### [TO BE DONE]
Search the data for the string "Signal" and gather each line it is in.

====== GIVEN ENTRIES

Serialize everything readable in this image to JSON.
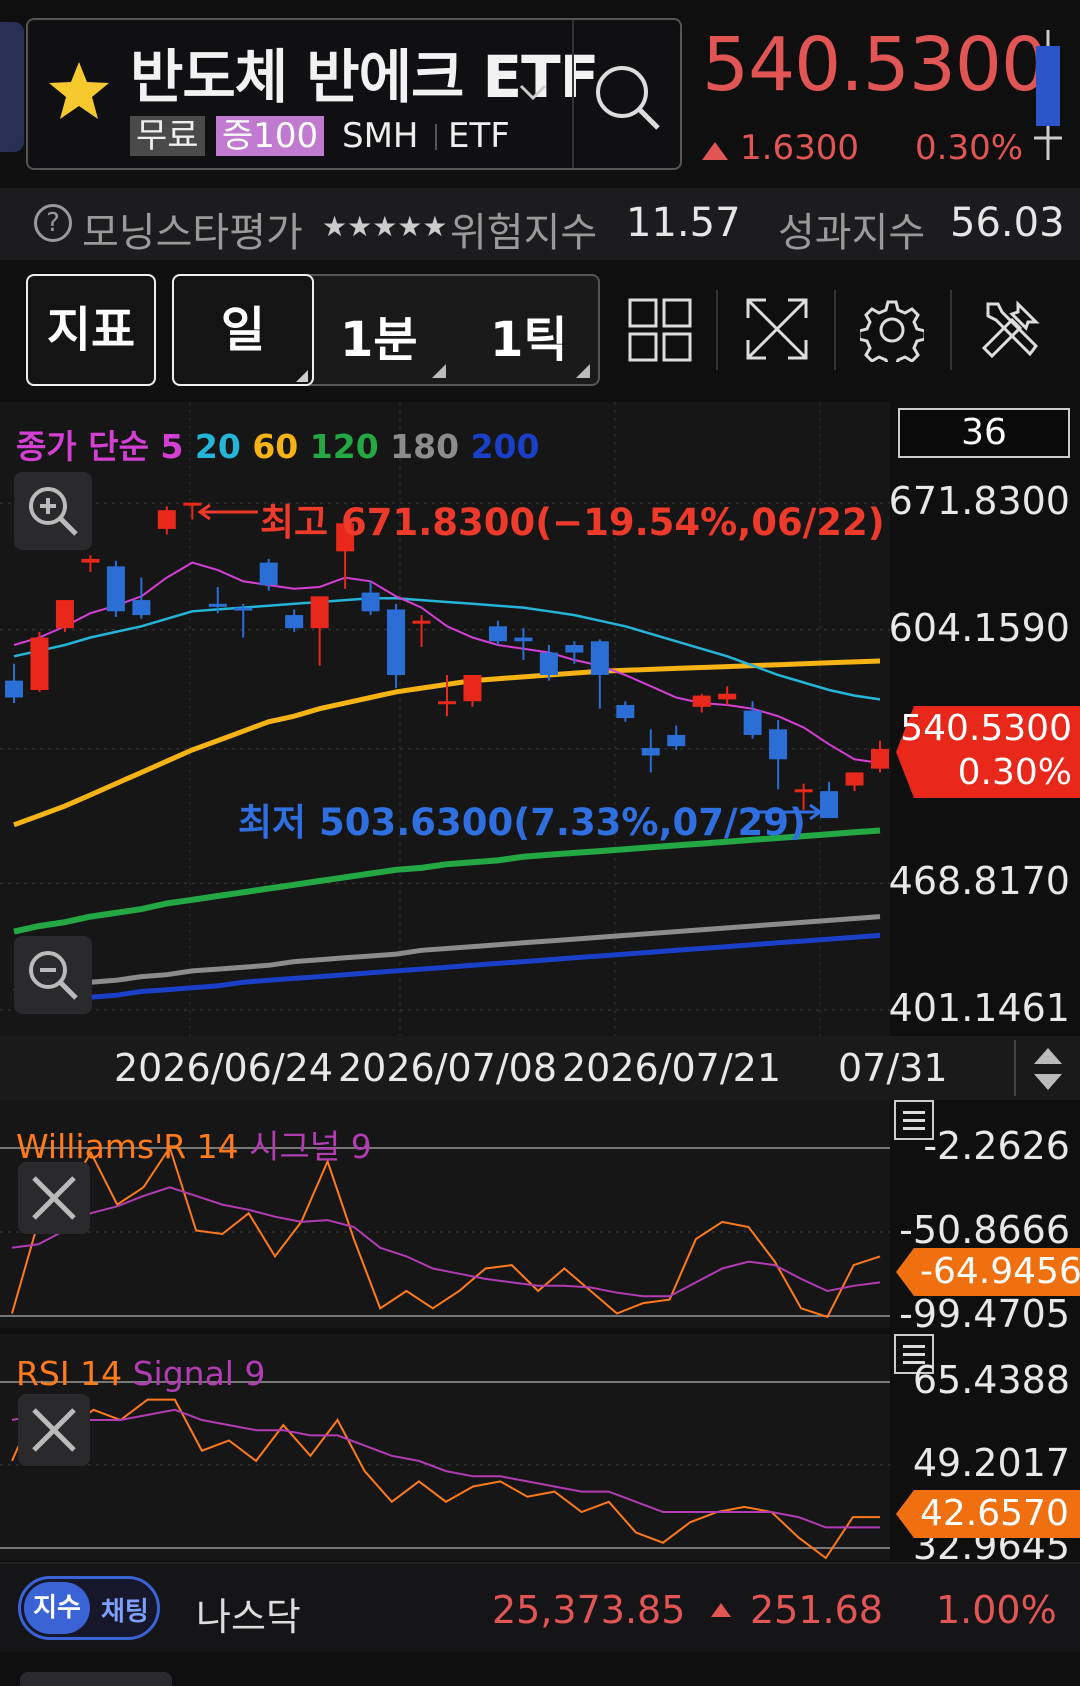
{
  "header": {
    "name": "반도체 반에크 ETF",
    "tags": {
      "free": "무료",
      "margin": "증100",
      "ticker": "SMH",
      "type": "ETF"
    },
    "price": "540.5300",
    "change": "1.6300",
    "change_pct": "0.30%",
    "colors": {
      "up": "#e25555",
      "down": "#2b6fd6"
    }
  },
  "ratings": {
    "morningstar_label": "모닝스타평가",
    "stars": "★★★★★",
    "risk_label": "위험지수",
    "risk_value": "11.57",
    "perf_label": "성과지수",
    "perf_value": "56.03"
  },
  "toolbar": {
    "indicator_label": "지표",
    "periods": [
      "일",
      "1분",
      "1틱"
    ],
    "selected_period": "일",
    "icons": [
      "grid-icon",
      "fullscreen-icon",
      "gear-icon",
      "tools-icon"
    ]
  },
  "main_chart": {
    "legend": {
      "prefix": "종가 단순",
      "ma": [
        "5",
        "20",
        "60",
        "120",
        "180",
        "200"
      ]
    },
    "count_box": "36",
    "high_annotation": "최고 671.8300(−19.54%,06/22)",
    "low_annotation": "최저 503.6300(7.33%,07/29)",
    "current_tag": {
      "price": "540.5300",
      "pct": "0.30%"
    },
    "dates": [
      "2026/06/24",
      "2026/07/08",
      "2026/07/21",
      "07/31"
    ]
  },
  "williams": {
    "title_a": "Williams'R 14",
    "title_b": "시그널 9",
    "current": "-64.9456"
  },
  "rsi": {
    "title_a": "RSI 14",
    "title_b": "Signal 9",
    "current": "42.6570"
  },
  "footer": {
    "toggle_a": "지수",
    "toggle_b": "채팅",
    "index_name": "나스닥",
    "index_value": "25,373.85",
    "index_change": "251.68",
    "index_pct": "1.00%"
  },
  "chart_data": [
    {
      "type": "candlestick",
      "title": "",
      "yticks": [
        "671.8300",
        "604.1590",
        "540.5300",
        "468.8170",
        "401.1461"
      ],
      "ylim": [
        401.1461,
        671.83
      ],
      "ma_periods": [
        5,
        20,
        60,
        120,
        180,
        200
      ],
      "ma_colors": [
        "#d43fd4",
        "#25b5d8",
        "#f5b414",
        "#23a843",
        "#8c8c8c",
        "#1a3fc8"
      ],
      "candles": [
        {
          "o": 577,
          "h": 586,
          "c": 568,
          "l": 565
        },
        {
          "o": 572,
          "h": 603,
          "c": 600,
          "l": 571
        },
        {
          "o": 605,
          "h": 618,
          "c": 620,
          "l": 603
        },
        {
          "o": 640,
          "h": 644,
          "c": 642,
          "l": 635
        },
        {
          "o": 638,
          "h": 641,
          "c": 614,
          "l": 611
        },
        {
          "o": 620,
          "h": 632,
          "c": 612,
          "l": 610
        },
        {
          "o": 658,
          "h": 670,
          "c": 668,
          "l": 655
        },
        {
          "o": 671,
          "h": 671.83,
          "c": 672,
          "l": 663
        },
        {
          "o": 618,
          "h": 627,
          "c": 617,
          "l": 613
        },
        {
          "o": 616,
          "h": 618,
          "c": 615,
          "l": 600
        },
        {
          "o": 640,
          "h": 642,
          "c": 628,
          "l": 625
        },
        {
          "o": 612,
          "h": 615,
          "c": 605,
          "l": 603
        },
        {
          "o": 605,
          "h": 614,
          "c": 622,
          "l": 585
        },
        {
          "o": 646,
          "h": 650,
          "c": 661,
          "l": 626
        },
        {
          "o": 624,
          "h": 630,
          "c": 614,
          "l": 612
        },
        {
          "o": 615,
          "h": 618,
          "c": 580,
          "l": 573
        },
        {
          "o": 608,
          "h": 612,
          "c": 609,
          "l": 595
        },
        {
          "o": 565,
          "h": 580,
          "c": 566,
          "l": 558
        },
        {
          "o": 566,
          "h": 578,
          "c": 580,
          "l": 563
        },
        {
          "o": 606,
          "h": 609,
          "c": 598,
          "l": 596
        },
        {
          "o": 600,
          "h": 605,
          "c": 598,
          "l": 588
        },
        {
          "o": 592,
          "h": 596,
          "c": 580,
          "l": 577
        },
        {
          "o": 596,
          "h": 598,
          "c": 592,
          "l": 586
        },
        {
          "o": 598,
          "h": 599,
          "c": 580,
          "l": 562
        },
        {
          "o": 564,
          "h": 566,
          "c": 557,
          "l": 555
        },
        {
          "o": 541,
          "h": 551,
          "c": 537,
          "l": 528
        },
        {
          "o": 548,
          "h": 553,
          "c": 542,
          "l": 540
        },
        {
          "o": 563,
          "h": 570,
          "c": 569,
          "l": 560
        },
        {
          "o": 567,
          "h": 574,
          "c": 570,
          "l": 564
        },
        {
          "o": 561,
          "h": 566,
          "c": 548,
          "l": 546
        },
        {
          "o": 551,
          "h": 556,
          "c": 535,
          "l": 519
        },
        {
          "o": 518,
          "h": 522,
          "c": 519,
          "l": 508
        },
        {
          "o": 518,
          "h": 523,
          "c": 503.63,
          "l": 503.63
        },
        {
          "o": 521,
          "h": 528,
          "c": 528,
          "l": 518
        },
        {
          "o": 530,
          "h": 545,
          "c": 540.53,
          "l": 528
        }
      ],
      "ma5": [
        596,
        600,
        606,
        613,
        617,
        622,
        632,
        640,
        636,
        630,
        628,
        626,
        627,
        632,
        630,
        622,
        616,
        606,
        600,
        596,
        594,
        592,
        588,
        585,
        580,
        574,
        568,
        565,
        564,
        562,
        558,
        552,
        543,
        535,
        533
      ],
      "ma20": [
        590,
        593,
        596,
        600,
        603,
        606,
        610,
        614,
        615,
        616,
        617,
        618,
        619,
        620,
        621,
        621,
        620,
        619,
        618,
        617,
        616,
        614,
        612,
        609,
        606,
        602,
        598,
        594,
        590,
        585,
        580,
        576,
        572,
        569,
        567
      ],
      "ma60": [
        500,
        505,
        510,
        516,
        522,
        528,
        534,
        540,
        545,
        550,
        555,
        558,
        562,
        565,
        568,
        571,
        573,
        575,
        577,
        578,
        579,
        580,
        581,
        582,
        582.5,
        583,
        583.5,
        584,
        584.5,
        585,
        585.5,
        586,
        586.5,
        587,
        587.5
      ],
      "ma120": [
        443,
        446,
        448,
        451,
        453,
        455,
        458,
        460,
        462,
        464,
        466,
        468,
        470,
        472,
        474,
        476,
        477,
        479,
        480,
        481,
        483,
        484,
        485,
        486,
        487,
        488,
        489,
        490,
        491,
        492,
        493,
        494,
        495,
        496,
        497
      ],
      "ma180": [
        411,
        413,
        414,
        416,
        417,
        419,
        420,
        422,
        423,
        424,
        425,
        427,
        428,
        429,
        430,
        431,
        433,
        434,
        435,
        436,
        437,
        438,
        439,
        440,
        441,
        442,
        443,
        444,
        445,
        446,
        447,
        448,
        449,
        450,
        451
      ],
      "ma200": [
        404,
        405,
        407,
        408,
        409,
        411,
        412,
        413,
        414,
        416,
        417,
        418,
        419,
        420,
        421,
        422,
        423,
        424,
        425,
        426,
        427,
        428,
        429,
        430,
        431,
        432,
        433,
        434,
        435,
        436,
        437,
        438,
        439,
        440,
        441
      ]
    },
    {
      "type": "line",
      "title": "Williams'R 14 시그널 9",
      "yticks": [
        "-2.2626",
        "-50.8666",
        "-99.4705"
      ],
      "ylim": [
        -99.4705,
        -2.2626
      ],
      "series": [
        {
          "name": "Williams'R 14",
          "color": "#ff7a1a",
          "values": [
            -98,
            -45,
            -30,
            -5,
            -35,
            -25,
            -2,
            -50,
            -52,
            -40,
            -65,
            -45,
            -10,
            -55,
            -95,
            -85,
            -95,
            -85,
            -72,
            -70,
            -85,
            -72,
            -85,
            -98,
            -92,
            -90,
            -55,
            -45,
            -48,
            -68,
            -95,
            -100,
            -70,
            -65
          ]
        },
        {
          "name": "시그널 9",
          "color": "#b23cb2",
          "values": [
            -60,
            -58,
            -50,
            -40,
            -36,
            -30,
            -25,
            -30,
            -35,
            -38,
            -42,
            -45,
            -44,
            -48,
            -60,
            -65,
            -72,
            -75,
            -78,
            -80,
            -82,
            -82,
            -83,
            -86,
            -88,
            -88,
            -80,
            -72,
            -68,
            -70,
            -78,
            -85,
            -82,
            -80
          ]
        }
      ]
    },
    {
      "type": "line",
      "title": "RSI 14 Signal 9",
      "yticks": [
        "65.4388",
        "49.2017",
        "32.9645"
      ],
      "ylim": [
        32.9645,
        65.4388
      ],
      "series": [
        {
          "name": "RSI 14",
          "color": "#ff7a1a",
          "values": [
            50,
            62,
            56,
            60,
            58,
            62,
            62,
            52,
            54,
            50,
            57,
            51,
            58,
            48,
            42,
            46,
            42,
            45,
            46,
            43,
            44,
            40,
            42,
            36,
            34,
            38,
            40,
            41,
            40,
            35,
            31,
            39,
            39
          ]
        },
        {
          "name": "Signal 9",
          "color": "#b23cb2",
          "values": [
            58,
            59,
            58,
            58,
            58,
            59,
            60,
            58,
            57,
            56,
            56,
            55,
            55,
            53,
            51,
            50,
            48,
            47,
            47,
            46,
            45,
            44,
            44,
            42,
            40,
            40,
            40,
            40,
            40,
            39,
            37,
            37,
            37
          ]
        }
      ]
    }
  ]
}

============

### [RESULT FOR THIS EXERCISE]
    "title_b": "Signal 9",
      "title": "RSI 14 Signal 9",
          "name": "Signal 9",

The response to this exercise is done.